Select and copy every line of the data below that contains the string "pains". Letter case matters.

**Element and coordinate records**
■ ■ ■ ■ ■

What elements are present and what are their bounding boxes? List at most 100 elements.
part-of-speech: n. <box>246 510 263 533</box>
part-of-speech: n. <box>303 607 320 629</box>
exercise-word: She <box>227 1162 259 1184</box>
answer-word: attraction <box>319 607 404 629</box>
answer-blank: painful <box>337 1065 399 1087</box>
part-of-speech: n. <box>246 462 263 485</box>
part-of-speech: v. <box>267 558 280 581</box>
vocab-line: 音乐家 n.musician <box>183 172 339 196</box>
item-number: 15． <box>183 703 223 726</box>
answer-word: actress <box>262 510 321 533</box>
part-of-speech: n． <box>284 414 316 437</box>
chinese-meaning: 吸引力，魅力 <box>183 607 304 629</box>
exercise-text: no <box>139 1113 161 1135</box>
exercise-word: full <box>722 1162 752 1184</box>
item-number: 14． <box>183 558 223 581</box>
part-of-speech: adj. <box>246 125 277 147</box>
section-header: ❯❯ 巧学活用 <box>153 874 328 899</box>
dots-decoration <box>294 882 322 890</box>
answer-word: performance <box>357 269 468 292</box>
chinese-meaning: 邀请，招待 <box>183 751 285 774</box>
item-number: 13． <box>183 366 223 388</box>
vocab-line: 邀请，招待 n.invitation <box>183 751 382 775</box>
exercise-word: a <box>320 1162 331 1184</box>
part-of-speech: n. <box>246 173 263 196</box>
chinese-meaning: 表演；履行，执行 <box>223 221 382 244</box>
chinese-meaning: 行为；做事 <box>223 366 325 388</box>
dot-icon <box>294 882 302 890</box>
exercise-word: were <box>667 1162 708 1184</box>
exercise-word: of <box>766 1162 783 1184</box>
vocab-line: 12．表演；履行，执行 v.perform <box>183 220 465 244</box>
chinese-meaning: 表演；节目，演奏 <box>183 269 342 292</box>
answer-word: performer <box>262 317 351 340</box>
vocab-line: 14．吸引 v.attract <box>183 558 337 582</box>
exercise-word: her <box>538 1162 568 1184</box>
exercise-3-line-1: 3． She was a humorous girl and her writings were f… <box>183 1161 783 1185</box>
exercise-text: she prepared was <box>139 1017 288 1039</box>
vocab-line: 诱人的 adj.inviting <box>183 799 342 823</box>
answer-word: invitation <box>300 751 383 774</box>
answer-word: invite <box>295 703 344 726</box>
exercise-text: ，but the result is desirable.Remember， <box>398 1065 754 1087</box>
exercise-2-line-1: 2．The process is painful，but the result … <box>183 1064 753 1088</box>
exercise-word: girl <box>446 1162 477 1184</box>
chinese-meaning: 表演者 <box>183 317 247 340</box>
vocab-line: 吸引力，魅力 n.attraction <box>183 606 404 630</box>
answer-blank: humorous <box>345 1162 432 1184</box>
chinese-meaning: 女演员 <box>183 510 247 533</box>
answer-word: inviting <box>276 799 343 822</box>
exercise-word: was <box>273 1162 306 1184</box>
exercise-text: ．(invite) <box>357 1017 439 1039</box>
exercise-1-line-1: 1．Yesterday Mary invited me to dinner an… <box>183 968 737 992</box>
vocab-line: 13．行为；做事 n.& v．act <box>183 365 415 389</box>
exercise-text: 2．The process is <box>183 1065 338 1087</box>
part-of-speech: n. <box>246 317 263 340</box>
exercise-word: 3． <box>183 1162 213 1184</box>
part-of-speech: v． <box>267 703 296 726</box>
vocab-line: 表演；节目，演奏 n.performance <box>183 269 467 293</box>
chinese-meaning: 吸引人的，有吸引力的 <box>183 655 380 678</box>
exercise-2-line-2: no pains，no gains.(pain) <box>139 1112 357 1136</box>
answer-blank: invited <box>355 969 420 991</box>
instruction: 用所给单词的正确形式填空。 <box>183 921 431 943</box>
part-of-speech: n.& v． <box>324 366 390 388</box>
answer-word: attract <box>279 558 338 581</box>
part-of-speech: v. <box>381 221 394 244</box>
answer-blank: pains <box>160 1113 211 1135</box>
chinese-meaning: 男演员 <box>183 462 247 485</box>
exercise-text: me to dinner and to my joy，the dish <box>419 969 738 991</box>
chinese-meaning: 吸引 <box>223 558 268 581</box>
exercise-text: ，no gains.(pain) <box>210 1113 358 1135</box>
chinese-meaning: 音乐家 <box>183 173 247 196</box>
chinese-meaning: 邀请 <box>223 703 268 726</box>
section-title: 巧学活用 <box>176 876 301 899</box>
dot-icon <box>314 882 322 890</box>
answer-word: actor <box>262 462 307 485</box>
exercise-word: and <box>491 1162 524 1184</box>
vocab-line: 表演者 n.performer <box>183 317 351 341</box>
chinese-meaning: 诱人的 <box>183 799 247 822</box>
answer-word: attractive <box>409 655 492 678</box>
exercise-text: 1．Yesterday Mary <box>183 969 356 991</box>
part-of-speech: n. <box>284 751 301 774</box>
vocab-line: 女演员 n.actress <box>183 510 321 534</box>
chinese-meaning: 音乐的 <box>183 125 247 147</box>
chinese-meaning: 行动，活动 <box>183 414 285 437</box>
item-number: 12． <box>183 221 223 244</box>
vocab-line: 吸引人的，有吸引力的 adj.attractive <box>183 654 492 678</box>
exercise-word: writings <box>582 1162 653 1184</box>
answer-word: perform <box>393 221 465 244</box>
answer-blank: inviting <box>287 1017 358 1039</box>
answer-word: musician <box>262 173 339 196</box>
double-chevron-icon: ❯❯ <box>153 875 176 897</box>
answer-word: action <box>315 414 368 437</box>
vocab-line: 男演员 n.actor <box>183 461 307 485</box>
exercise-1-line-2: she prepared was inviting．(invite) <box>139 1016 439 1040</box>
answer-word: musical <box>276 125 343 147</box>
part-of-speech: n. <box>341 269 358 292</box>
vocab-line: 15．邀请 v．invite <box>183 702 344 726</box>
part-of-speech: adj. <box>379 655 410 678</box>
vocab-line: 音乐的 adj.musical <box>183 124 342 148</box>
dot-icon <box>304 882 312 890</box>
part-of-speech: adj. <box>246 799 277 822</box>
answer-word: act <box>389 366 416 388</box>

■ ■ ■ ■ ■

**Task response**
exercise-2-line-2: no pains，no gains.(pain) <box>139 1112 357 1136</box>
answer-blank: pains <box>160 1113 211 1135</box>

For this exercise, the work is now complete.